EXERCISE AIM: Go through the entries and count the lines with the string "text" in them. Give only that number.

****

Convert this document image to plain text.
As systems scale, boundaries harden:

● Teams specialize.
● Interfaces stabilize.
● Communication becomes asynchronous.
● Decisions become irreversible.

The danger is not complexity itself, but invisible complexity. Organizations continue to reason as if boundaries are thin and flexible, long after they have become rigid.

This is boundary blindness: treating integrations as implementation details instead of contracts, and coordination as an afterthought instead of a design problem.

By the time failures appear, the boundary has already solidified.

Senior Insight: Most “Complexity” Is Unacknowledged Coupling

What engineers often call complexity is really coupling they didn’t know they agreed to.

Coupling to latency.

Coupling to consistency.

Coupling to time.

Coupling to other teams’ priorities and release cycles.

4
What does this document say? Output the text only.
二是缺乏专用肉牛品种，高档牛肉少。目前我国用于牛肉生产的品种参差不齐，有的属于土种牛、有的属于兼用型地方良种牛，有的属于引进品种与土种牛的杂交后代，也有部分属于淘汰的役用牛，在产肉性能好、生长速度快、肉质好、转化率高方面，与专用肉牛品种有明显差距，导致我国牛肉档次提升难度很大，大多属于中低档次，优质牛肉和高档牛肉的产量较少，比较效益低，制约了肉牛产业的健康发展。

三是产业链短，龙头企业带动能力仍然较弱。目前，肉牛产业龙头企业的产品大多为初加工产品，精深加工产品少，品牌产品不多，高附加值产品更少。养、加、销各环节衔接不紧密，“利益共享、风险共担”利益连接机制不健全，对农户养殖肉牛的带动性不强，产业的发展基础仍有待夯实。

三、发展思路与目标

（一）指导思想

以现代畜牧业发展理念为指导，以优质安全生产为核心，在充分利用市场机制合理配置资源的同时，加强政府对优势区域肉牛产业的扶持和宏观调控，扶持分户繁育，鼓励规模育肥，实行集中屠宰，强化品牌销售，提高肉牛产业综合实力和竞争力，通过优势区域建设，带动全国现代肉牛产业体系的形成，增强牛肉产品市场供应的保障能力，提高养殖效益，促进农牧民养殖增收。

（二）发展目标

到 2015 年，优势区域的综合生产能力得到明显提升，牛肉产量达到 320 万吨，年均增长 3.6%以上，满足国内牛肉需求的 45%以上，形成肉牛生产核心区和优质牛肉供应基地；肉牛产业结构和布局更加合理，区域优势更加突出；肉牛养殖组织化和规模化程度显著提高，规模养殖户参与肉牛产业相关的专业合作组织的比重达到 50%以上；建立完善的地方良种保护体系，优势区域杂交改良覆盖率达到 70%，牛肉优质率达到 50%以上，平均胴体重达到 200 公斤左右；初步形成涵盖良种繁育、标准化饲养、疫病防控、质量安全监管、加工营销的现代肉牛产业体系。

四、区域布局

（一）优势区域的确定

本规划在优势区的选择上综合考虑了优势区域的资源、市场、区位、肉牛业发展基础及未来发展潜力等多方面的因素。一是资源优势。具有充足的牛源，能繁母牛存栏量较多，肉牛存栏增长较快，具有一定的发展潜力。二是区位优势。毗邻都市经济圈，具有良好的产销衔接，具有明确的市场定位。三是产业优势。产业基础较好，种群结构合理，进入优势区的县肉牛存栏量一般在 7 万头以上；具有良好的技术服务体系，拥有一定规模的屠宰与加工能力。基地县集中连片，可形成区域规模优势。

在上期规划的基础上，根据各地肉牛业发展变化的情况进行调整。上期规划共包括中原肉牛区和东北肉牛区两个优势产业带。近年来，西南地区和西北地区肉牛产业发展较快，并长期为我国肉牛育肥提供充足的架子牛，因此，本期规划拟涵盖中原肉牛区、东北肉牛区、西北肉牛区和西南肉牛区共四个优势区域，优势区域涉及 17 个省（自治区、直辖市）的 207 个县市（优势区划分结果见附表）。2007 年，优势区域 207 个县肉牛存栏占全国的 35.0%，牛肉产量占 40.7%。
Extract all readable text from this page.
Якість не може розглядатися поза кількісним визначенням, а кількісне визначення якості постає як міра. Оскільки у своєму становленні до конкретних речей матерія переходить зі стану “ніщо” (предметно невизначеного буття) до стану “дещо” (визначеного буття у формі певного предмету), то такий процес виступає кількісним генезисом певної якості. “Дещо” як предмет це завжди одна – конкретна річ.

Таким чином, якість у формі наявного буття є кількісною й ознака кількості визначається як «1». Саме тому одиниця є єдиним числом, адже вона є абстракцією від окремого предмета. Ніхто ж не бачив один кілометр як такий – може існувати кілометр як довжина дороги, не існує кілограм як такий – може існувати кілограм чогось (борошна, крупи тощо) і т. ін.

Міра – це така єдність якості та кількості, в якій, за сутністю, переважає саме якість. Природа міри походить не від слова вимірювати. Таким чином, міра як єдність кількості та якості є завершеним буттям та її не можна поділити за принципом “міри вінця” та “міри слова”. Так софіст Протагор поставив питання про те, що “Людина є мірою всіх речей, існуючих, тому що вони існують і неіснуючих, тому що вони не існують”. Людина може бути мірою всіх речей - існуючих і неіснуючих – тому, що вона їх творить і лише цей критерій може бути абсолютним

****

THE COMPLETED TASK: 3